▸ WHAT YOU HAVE TO DO
Copy out every one of the entries below word for word, leaving out the pictures.
★ ★ ★ ★ ★
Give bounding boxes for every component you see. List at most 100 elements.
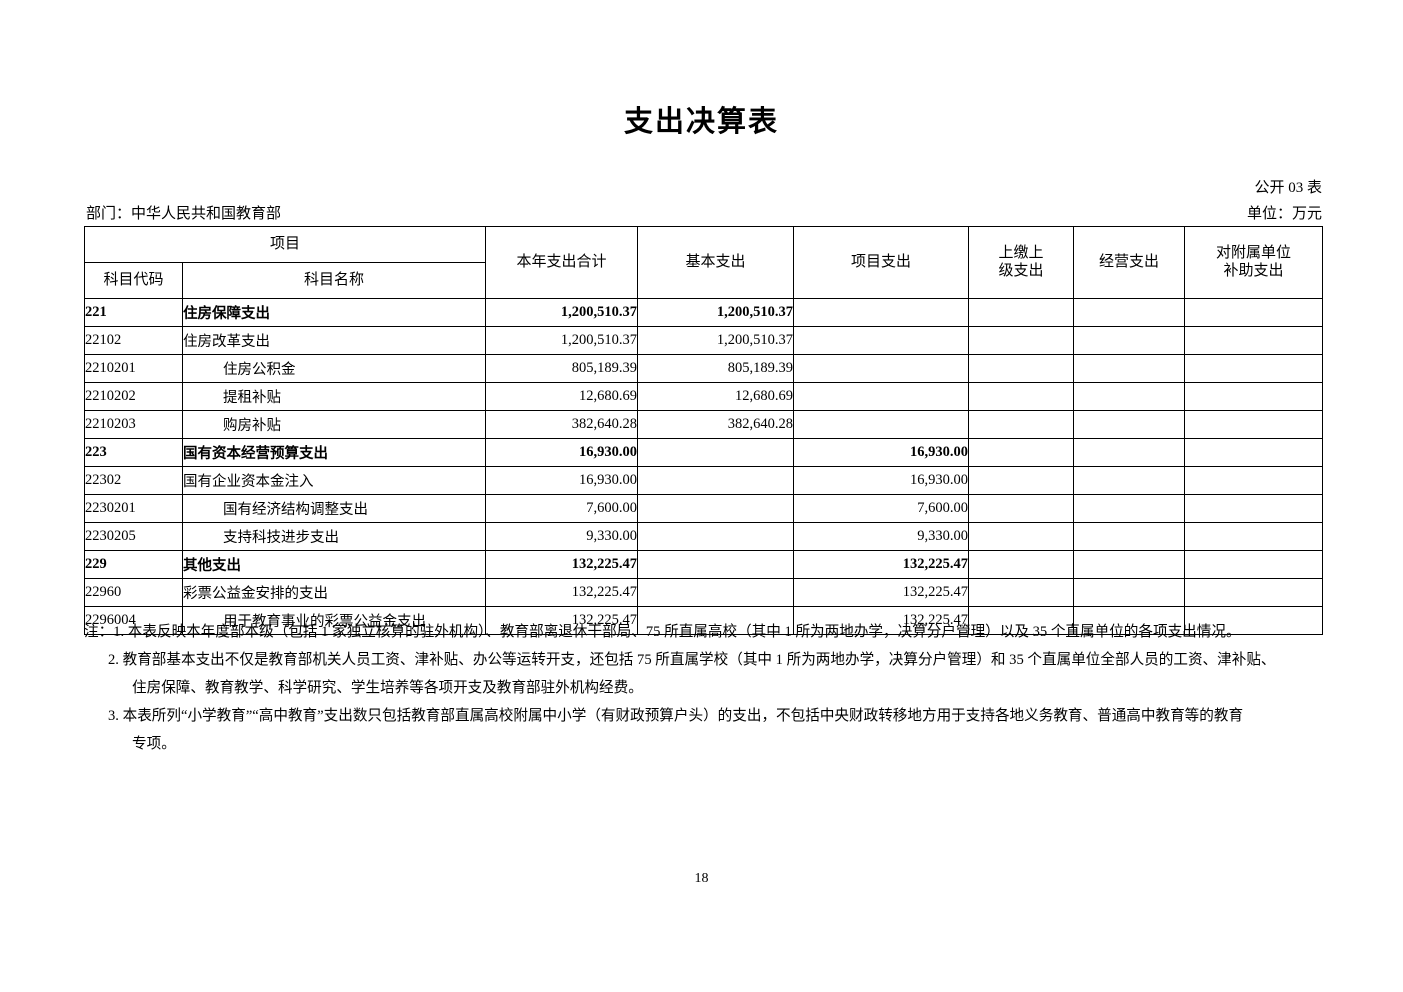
cell-project: 9,330.00 [793,522,970,551]
cell-basic: 12,680.69 [637,382,795,411]
cell-subsidy [1184,550,1324,579]
table-row: 229 其他支出 132,225.47 132,225.47 [84,550,1324,579]
cell-basic: 1,200,510.37 [637,298,795,327]
table-row: 2210203 购房补贴 382,640.28 382,640.28 [84,410,1324,439]
cell-total: 1,200,510.37 [485,298,639,327]
cell-basic [637,522,795,551]
cell-name: 国有企业资本金注入 [181,466,487,495]
cell-subsidy [1184,326,1324,355]
cell-remit [968,438,1075,467]
cell-remit [968,578,1075,607]
cell-basic [637,550,795,579]
cell-code: 223 [84,438,183,467]
table-row: 2230201 国有经济结构调整支出 7,600.00 7,600.00 [84,494,1324,523]
cell-project [793,326,970,355]
cell-project: 132,225.47 [793,550,970,579]
cell-project [793,410,970,439]
cell-remit [968,298,1075,327]
cell-remit [968,382,1075,411]
cell-total: 1,200,510.37 [485,326,639,355]
table-row: 2210201 住房公积金 805,189.39 805,189.39 [84,354,1324,383]
cell-remit [968,466,1075,495]
note-line: 注：1. 本表反映本年度部本级（包括 1 家独立核算的驻外机构）、教育部离退休干… [84,624,1241,640]
cell-name: 提租补贴 [181,382,487,411]
column-header-remit-line1: 上缴上 [998,244,1044,261]
cell-operating [1073,326,1186,355]
cell-basic: 382,640.28 [637,410,795,439]
cell-project [793,354,970,383]
unit-line: 单位：万元 [1246,206,1322,222]
cell-basic: 1,200,510.37 [637,326,795,355]
table-row: 22102 住房改革支出 1,200,510.37 1,200,510.37 [84,326,1324,355]
column-header-name: 科目名称 [181,262,487,299]
cell-name: 彩票公益金安排的支出 [181,578,487,607]
cell-code: 2210203 [84,410,183,439]
cell-subsidy [1184,354,1324,383]
table-header-row-1: 项目 本年支出合计 基本支出 项目支出 上缴上 级支出 经营支出 对附属单位 补… [83,226,1324,299]
column-header-item-group: 项目 [83,226,487,263]
cell-total: 16,930.00 [485,466,639,495]
cell-total: 132,225.47 [485,550,639,579]
cell-code: 22960 [84,578,183,607]
cell-project: 132,225.47 [793,606,970,635]
cell-subsidy [1184,438,1324,467]
cell-operating [1073,382,1186,411]
column-header-project: 项目支出 [793,226,970,299]
cell-project: 132,225.47 [793,578,970,607]
cell-basic [637,438,795,467]
cell-operating [1073,494,1186,523]
table-header: 项目 本年支出合计 基本支出 项目支出 上缴上 级支出 经营支出 对附属单位 补… [83,226,1324,299]
column-header-subsidy-line2: 补助支出 [1223,262,1284,279]
note-line: 住房保障、教育教学、科学研究、学生培养等各项开支及教育部驻外机构经费。 [132,680,643,696]
table-header-row-2: 科目代码 科目名称 [84,262,1323,299]
cell-subsidy [1184,410,1324,439]
note-line: 3. 本表所列“小学教育”“高中教育”支出数只包括教育部直属高校附属中小学（有财… [108,708,1244,724]
table-row: 221 住房保障支出 1,200,510.37 1,200,510.37 [84,298,1324,327]
table-row: 2296004 用于教育事业的彩票公益金支出 132,225.47 132,225.4… [84,606,1324,635]
cell-basic [637,578,795,607]
cell-subsidy [1184,466,1324,495]
cell-subsidy [1184,606,1324,635]
cell-total: 12,680.69 [485,382,639,411]
cell-code: 22102 [84,326,183,355]
cell-project [793,382,970,411]
cell-total: 16,930.00 [485,438,639,467]
cell-name: 住房公积金 [181,354,487,383]
column-header-operating: 经营支出 [1073,226,1186,299]
cell-code: 229 [84,550,183,579]
cell-name: 国有经济结构调整支出 [181,494,487,523]
cell-name: 购房补贴 [181,410,487,439]
cell-subsidy [1184,522,1324,551]
cell-name: 其他支出 [181,550,487,579]
cell-subsidy [1184,578,1324,607]
cell-name: 用于教育事业的彩票公益金支出 [181,606,487,635]
cell-operating [1073,410,1186,439]
expenditure-table-wrapper: 项目 本年支出合计 基本支出 项目支出 上缴上 级支出 经营支出 对附属单位 补… [83,226,1324,635]
table-row: 2230205 支持科技进步支出 9,330.00 9,330.00 [84,522,1324,551]
column-header-remit: 上缴上 级支出 [968,226,1075,299]
cell-operating [1073,298,1186,327]
table-row: 223 国有资本经营预算支出 16,930.00 16,930.00 [84,438,1324,467]
cell-operating [1073,354,1186,383]
expenditure-table: 项目 本年支出合计 基本支出 项目支出 上缴上 级支出 经营支出 对附属单位 补… [83,226,1324,635]
cell-subsidy [1184,382,1324,411]
cell-operating [1073,550,1186,579]
column-header-code: 科目代码 [84,262,183,299]
department-line: 部门：中华人民共和国教育部 [86,206,282,222]
column-header-subsidy: 对附属单位 补助支出 [1184,226,1324,299]
cell-basic [637,494,795,523]
form-label: 公开 03 表 [1254,180,1322,196]
cell-code: 221 [84,298,183,327]
cell-code: 2230201 [84,494,183,523]
cell-basic [637,466,795,495]
cell-name: 国有资本经营预算支出 [181,438,487,467]
cell-remit [968,354,1075,383]
page-number: 18 [694,871,709,886]
cell-operating [1073,578,1186,607]
cell-basic: 805,189.39 [637,354,795,383]
cell-name: 住房改革支出 [181,326,487,355]
cell-operating [1073,438,1186,467]
table-body: 221 住房保障支出 1,200,510.37 1,200,510.37 22102 住房… [84,298,1324,635]
table-row: 22960 彩票公益金安排的支出 132,225.47 132,225.47 [84,578,1324,607]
★ ★ ★ ★ ★
▸ ANSWER TO THIS TASK
Give bounding boxes for every component you see. List at most 100 elements.
cell-project: 9,330.00 [793,522,970,551]
cell-basic: 12,680.69 [637,382,795,411]
cell-subsidy [1184,550,1324,579]
table-row: 229 其他支出 132,225.47 132,225.47 [84,550,1324,579]
cell-basic: 1,200,510.37 [637,298,795,327]
table-row: 2210203 购房补贴 382,640.28 382,640.28 [84,410,1324,439]
cell-total: 1,200,510.37 [485,298,639,327]
cell-basic [637,522,795,551]
cell-name: 国有企业资本金注入 [181,466,487,495]
cell-subsidy [1184,326,1324,355]
cell-remit [968,438,1075,467]
cell-remit [968,578,1075,607]
cell-basic [637,550,795,579]
cell-code: 223 [84,438,183,467]
table-row: 2230201 国有经济结构调整支出 7,600.00 7,600.00 [84,494,1324,523]
cell-project [793,326,970,355]
cell-project: 132,225.47 [793,550,970,579]
cell-project [793,410,970,439]
cell-remit [968,298,1075,327]
cell-remit [968,382,1075,411]
cell-total: 1,200,510.37 [485,326,639,355]
table-row: 2210201 住房公积金 805,189.39 805,189.39 [84,354,1324,383]
cell-remit [968,466,1075,495]
note-line: 注：1. 本表反映本年度部本级（包括 1 家独立核算的驻外机构）、教育部离退休干… [84,624,1241,640]
cell-name: 提租补贴 [181,382,487,411]
column-header-remit-line1: 上缴上 [998,244,1044,261]
cell-operating [1073,326,1186,355]
cell-basic: 382,640.28 [637,410,795,439]
cell-project [793,354,970,383]
unit-line: 单位：万元 [1246,206,1322,222]
cell-basic: 1,200,510.37 [637,326,795,355]
table-row: 22102 住房改革支出 1,200,510.37 1,200,510.37 [84,326,1324,355]
column-header-name: 科目名称 [181,262,487,299]
cell-name: 彩票公益金安排的支出 [181,578,487,607]
cell-code: 2210203 [84,410,183,439]
cell-subsidy [1184,354,1324,383]
table-header-row-1: 项目 本年支出合计 基本支出 项目支出 上缴上 级支出 经营支出 对附属单位 补… [83,226,1324,299]
column-header-item-group: 项目 [83,226,487,263]
cell-total: 16,930.00 [485,466,639,495]
cell-total: 132,225.47 [485,550,639,579]
cell-code: 22960 [84,578,183,607]
cell-project: 132,225.47 [793,606,970,635]
cell-subsidy [1184,438,1324,467]
cell-operating [1073,382,1186,411]
column-header-project: 项目支出 [793,226,970,299]
cell-project: 132,225.47 [793,578,970,607]
cell-basic [637,438,795,467]
cell-operating [1073,494,1186,523]
table-header: 项目 本年支出合计 基本支出 项目支出 上缴上 级支出 经营支出 对附属单位 补… [83,226,1324,299]
column-header-subsidy-line2: 补助支出 [1223,262,1284,279]
note-line: 住房保障、教育教学、科学研究、学生培养等各项开支及教育部驻外机构经费。 [132,680,643,696]
table-header-row-2: 科目代码 科目名称 [84,262,1323,299]
cell-subsidy [1184,410,1324,439]
note-line: 3. 本表所列“小学教育”“高中教育”支出数只包括教育部直属高校附属中小学（有财… [108,708,1244,724]
table-row: 221 住房保障支出 1,200,510.37 1,200,510.37 [84,298,1324,327]
table-row: 2296004 用于教育事业的彩票公益金支出 132,225.47 132,225.4… [84,606,1324,635]
cell-basic [637,578,795,607]
cell-subsidy [1184,466,1324,495]
cell-subsidy [1184,606,1324,635]
cell-total: 12,680.69 [485,382,639,411]
cell-code: 22102 [84,326,183,355]
cell-project [793,382,970,411]
cell-total: 16,930.00 [485,438,639,467]
cell-name: 住房公积金 [181,354,487,383]
column-header-operating: 经营支出 [1073,226,1186,299]
cell-code: 229 [84,550,183,579]
cell-name: 国有经济结构调整支出 [181,494,487,523]
cell-name: 购房补贴 [181,410,487,439]
cell-subsidy [1184,522,1324,551]
cell-name: 其他支出 [181,550,487,579]
cell-subsidy [1184,578,1324,607]
cell-name: 用于教育事业的彩票公益金支出 [181,606,487,635]
cell-operating [1073,410,1186,439]
expenditure-table-wrapper: 项目 本年支出合计 基本支出 项目支出 上缴上 级支出 经营支出 对附属单位 补… [83,226,1324,635]
table-row: 2230205 支持科技进步支出 9,330.00 9,330.00 [84,522,1324,551]
column-header-remit: 上缴上 级支出 [968,226,1075,299]
cell-operating [1073,298,1186,327]
table-row: 223 国有资本经营预算支出 16,930.00 16,930.00 [84,438,1324,467]
cell-operating [1073,354,1186,383]
expenditure-table: 项目 本年支出合计 基本支出 项目支出 上缴上 级支出 经营支出 对附属单位 补… [83,226,1324,635]
cell-subsidy [1184,382,1324,411]
cell-operating [1073,550,1186,579]
column-header-code: 科目代码 [84,262,183,299]
department-line: 部门：中华人民共和国教育部 [86,206,282,222]
column-header-subsidy: 对附属单位 补助支出 [1184,226,1324,299]
cell-basic [637,494,795,523]
form-label: 公开 03 表 [1254,180,1322,196]
cell-code: 221 [84,298,183,327]
cell-code: 2230201 [84,494,183,523]
cell-basic [637,466,795,495]
cell-name: 国有资本经营预算支出 [181,438,487,467]
cell-remit [968,354,1075,383]
page-number: 18 [694,871,709,886]
cell-operating [1073,578,1186,607]
cell-basic: 805,189.39 [637,354,795,383]
cell-name: 住房改革支出 [181,326,487,355]
cell-operating [1073,438,1186,467]
table-body: 221 住房保障支出 1,200,510.37 1,200,510.37 22102 住房… [84,298,1324,635]
table-row: 22960 彩票公益金安排的支出 132,225.47 132,225.47 [84,578,1324,607]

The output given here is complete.